▶ **DESCRIPTION OF THE TASK**:
Without the pictures, copy all the entries below exactly.

▶ **GIVEN RECORDS**:
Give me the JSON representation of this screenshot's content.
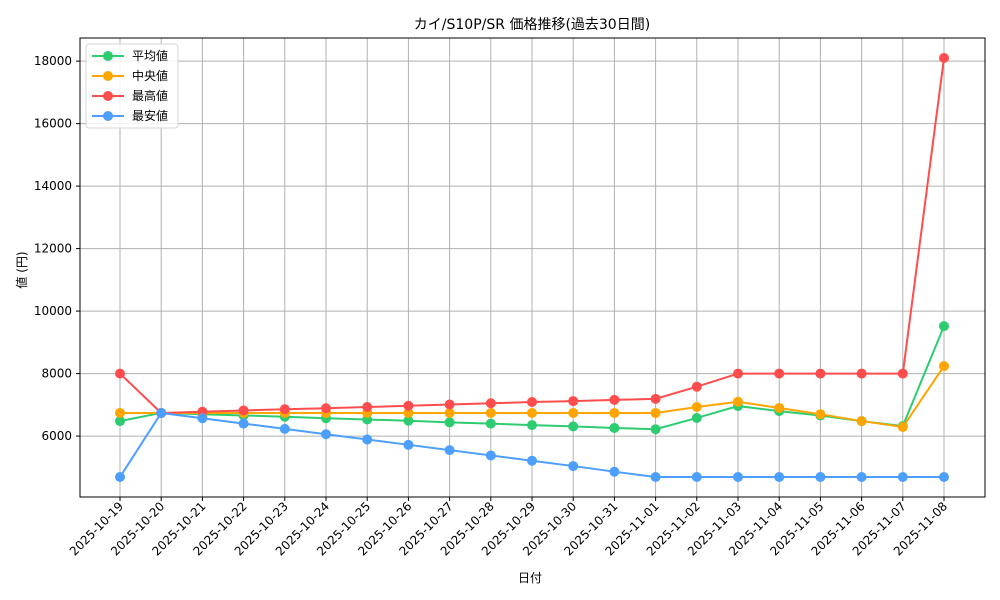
{
  "chart_data": {
    "type": "line",
    "title": "カイ/S10P/SR 価格推移(過去30日間)",
    "xlabel": "日付",
    "ylabel": "値 (円)",
    "ylim": [
      4050,
      18740
    ],
    "yticks": [
      6000,
      8000,
      10000,
      12000,
      14000,
      16000,
      18000
    ],
    "grid": true,
    "legend_position": "upper left",
    "categories": [
      "2025-10-19",
      "2025-10-20",
      "2025-10-21",
      "2025-10-22",
      "2025-10-23",
      "2025-10-24",
      "2025-10-25",
      "2025-10-26",
      "2025-10-27",
      "2025-10-28",
      "2025-10-29",
      "2025-10-30",
      "2025-10-31",
      "2025-11-01",
      "2025-11-02",
      "2025-11-03",
      "2025-11-04",
      "2025-11-05",
      "2025-11-06",
      "2025-11-07",
      "2025-11-08"
    ],
    "series": [
      {
        "name": "平均値",
        "color": "#2ecc71",
        "values": [
          6480,
          6740,
          6700,
          6660,
          6620,
          6570,
          6530,
          6490,
          6440,
          6400,
          6350,
          6310,
          6260,
          6220,
          6580,
          6960,
          6800,
          6660,
          6480,
          6320,
          9520
        ]
      },
      {
        "name": "中央値",
        "color": "#ffa500",
        "values": [
          6740,
          6740,
          6740,
          6740,
          6740,
          6740,
          6740,
          6740,
          6740,
          6740,
          6740,
          6740,
          6740,
          6740,
          6930,
          7100,
          6900,
          6700,
          6480,
          6290,
          8240
        ]
      },
      {
        "name": "最高値",
        "color": "#ff4d4d",
        "values": [
          8000,
          6740,
          6780,
          6820,
          6860,
          6890,
          6930,
          6970,
          7010,
          7050,
          7090,
          7120,
          7160,
          7190,
          7580,
          8000,
          8000,
          8000,
          8000,
          8000,
          18100
        ]
      },
      {
        "name": "最安値",
        "color": "#4d9fff",
        "values": [
          4690,
          6740,
          6570,
          6400,
          6230,
          6060,
          5890,
          5720,
          5550,
          5380,
          5210,
          5040,
          4860,
          4690,
          4690,
          4690,
          4690,
          4690,
          4690,
          4690,
          4690
        ]
      }
    ]
  }
}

▶ **RESPONSE BELOW**:
Give me the JSON representation of this screenshot's content.
{
  "chart_data": {
    "type": "line",
    "title": "カイ/S10P/SR 価格推移(過去30日間)",
    "xlabel": "日付",
    "ylabel": "値 (円)",
    "ylim": [
      4050,
      18740
    ],
    "yticks": [
      6000,
      8000,
      10000,
      12000,
      14000,
      16000,
      18000
    ],
    "grid": true,
    "legend_position": "upper left",
    "categories": [
      "2025-10-19",
      "2025-10-20",
      "2025-10-21",
      "2025-10-22",
      "2025-10-23",
      "2025-10-24",
      "2025-10-25",
      "2025-10-26",
      "2025-10-27",
      "2025-10-28",
      "2025-10-29",
      "2025-10-30",
      "2025-10-31",
      "2025-11-01",
      "2025-11-02",
      "2025-11-03",
      "2025-11-04",
      "2025-11-05",
      "2025-11-06",
      "2025-11-07",
      "2025-11-08"
    ],
    "series": [
      {
        "name": "平均値",
        "color": "#2ecc71",
        "values": [
          6480,
          6740,
          6700,
          6660,
          6620,
          6570,
          6530,
          6490,
          6440,
          6400,
          6350,
          6310,
          6260,
          6220,
          6580,
          6960,
          6800,
          6660,
          6480,
          6320,
          9520
        ]
      },
      {
        "name": "中央値",
        "color": "#ffa500",
        "values": [
          6740,
          6740,
          6740,
          6740,
          6740,
          6740,
          6740,
          6740,
          6740,
          6740,
          6740,
          6740,
          6740,
          6740,
          6930,
          7100,
          6900,
          6700,
          6480,
          6290,
          8240
        ]
      },
      {
        "name": "最高値",
        "color": "#ff4d4d",
        "values": [
          8000,
          6740,
          6780,
          6820,
          6860,
          6890,
          6930,
          6970,
          7010,
          7050,
          7090,
          7120,
          7160,
          7190,
          7580,
          8000,
          8000,
          8000,
          8000,
          8000,
          18100
        ]
      },
      {
        "name": "最安値",
        "color": "#4d9fff",
        "values": [
          4690,
          6740,
          6570,
          6400,
          6230,
          6060,
          5890,
          5720,
          5550,
          5380,
          5210,
          5040,
          4860,
          4690,
          4690,
          4690,
          4690,
          4690,
          4690,
          4690,
          4690
        ]
      }
    ]
  }
}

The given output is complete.